## WHAT NEEDS TO BE DONE
In the entries, find all lines that hold the word "cotθ" and copy them.

## RECORD LIST
-------------------------

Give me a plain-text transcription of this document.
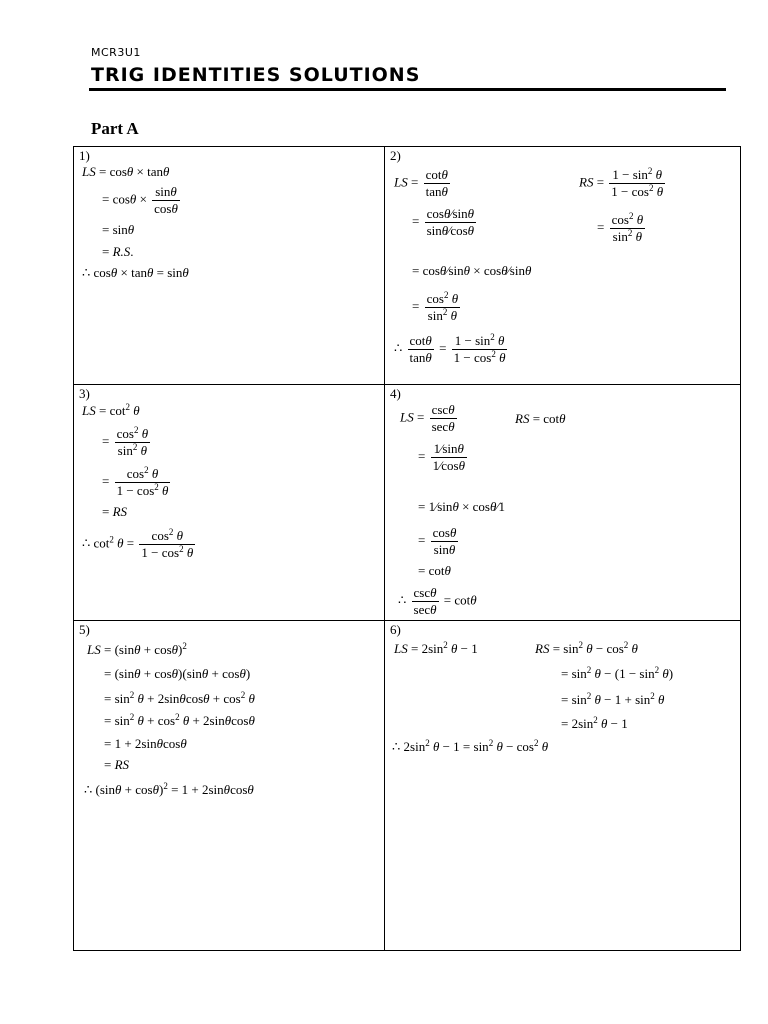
MCR3U1
TRIG IDENTITIES SOLUTIONS
Part A
1)
LS = cosθ × tanθ
= $\cos\theta \times \frac{\sin\theta}{\cos\theta}$
= sinθ
= R.S.
∴ cosθ × tanθ = sinθ
2)
LS = $\frac{\cot\theta}{\tan\theta}$	RS = $\frac{1 - \sin^2 \theta}{1 - \cos^2 \theta}$
= $\frac{\cos\theta⁄\sin\theta}{\sin\theta⁄\cos\theta}$	= $\frac{\cos^2 \theta}{\sin^2 \theta}$
= cosθ⁄sinθ × cosθ⁄sinθ
= $\frac{\cos^2 \theta}{\sin^2 \theta}$
∴ $\frac{\cot\theta}{\tan\theta} = \frac{1 - \sin^2 \theta}{1 - \cos^2 \theta}$
3)
LS = $\cot^2 \theta$
= $\frac{\cos^2 \theta}{\sin^2 \theta}$
= $\frac{\cos^2 \theta}{1 - \cos^2 \theta}$
= RS
∴ $\cot^2 \theta = \frac{\cos^2 \theta}{1 - \cos^2 \theta}$
4)
LS = $\frac{\csc\theta}{\sec\theta}$	RS = cotθ
= $\frac{1⁄\sin\theta}{1⁄\cos\theta}$
= 1⁄sinθ × cosθ⁄1
= $\frac{\cos\theta}{\sin\theta}$
= cotθ
∴ $\frac{\csc\theta}{\sec\theta} = \cot\theta$
5)
LS = $(\sin\theta + \cos\theta)^2$
= (sinθ + cosθ)(sinθ + cosθ)
= $\sin^2 \theta + 2\sin\theta\cos\theta + \cos^2 \theta$
= $\sin^2 \theta + \cos^2 \theta + 2\sin\theta\cos\theta$
= 1 + 2sinθcosθ
= RS
∴ $(\sin\theta + \cos\theta)^2 = 1 + 2\sin\theta\cos\theta$
6)
LS = $2\sin^2$ θ − 1	RS = $\sin^2 \theta - \cos^2 \theta$
= $\sin^2 \theta - (1 - \sin^2 \theta)$
= $\sin^2 \theta - 1 + \sin^2 \theta$
= $2\sin^2$ θ − 1
∴ $2\sin^2$ $\theta - 1 = \sin^2 \theta - \cos^2 \theta$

-------------------------

## RESULT FOR THIS EXERCISE
LS = $\frac{\csc\theta}{\sec\theta}$	RS = cotθ
= cotθ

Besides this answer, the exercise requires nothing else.